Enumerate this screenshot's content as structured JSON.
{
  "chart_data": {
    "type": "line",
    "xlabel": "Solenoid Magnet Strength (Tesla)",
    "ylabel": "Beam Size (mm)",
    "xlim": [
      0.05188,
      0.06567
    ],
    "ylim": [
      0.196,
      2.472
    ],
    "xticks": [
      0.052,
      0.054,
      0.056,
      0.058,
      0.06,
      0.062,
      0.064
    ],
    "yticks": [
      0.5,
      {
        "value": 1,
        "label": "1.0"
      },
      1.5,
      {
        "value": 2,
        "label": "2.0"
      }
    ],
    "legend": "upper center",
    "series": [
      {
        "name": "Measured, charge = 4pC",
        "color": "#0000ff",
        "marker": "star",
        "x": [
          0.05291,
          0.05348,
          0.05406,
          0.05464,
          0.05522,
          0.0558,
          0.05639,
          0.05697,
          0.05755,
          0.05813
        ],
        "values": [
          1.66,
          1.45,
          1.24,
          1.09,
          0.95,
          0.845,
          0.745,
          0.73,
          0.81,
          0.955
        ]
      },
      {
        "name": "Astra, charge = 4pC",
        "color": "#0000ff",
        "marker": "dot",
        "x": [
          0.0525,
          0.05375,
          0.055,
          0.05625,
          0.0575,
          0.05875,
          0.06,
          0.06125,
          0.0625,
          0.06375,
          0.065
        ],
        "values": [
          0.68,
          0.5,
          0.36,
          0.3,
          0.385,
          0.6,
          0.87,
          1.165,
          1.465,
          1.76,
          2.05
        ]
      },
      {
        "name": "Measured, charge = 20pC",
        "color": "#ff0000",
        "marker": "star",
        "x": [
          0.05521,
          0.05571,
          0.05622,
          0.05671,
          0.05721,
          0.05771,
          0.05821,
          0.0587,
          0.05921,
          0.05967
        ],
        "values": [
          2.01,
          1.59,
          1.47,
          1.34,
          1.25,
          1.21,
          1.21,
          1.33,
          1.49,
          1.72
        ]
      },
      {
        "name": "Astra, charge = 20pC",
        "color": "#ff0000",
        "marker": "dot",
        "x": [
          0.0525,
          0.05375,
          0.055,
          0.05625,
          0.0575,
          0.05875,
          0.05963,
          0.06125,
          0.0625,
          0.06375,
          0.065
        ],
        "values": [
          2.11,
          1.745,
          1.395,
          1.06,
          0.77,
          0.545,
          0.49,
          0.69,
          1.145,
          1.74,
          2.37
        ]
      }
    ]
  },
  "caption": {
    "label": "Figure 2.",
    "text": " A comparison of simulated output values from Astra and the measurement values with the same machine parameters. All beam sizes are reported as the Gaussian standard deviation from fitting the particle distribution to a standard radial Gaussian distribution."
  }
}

☆ ☆ ☆

WRITTEN PROBLEM
Extract every record and return it verbatim.

RESULT OF THIS EXERCISE
Enumerate this screenshot's content as structured JSON.
{
  "chart_data": {
    "type": "line",
    "xlabel": "Solenoid Magnet Strength (Tesla)",
    "ylabel": "Beam Size (mm)",
    "xlim": [
      0.05188,
      0.06567
    ],
    "ylim": [
      0.196,
      2.472
    ],
    "xticks": [
      0.052,
      0.054,
      0.056,
      0.058,
      0.06,
      0.062,
      0.064
    ],
    "yticks": [
      0.5,
      {
        "value": 1,
        "label": "1.0"
      },
      1.5,
      {
        "value": 2,
        "label": "2.0"
      }
    ],
    "legend": "upper center",
    "series": [
      {
        "name": "Measured, charge = 4pC",
        "color": "#0000ff",
        "marker": "star",
        "x": [
          0.05291,
          0.05348,
          0.05406,
          0.05464,
          0.05522,
          0.0558,
          0.05639,
          0.05697,
          0.05755,
          0.05813
        ],
        "values": [
          1.66,
          1.45,
          1.24,
          1.09,
          0.95,
          0.845,
          0.745,
          0.73,
          0.81,
          0.955
        ]
      },
      {
        "name": "Astra, charge = 4pC",
        "color": "#0000ff",
        "marker": "dot",
        "x": [
          0.0525,
          0.05375,
          0.055,
          0.05625,
          0.0575,
          0.05875,
          0.06,
          0.06125,
          0.0625,
          0.06375,
          0.065
        ],
        "values": [
          0.68,
          0.5,
          0.36,
          0.3,
          0.385,
          0.6,
          0.87,
          1.165,
          1.465,
          1.76,
          2.05
        ]
      },
      {
        "name": "Measured, charge = 20pC",
        "color": "#ff0000",
        "marker": "star",
        "x": [
          0.05521,
          0.05571,
          0.05622,
          0.05671,
          0.05721,
          0.05771,
          0.05821,
          0.0587,
          0.05921,
          0.05967
        ],
        "values": [
          2.01,
          1.59,
          1.47,
          1.34,
          1.25,
          1.21,
          1.21,
          1.33,
          1.49,
          1.72
        ]
      },
      {
        "name": "Astra, charge = 20pC",
        "color": "#ff0000",
        "marker": "dot",
        "x": [
          0.0525,
          0.05375,
          0.055,
          0.05625,
          0.0575,
          0.05875,
          0.05963,
          0.06125,
          0.0625,
          0.06375,
          0.065
        ],
        "values": [
          2.11,
          1.745,
          1.395,
          1.06,
          0.77,
          0.545,
          0.49,
          0.69,
          1.145,
          1.74,
          2.37
        ]
      }
    ]
  },
  "caption": {
    "label": "Figure 2.",
    "text": " A comparison of simulated output values from Astra and the measurement values with the same machine parameters. All beam sizes are reported as the Gaussian standard deviation from fitting the particle distribution to a standard radial Gaussian distribution."
  }
}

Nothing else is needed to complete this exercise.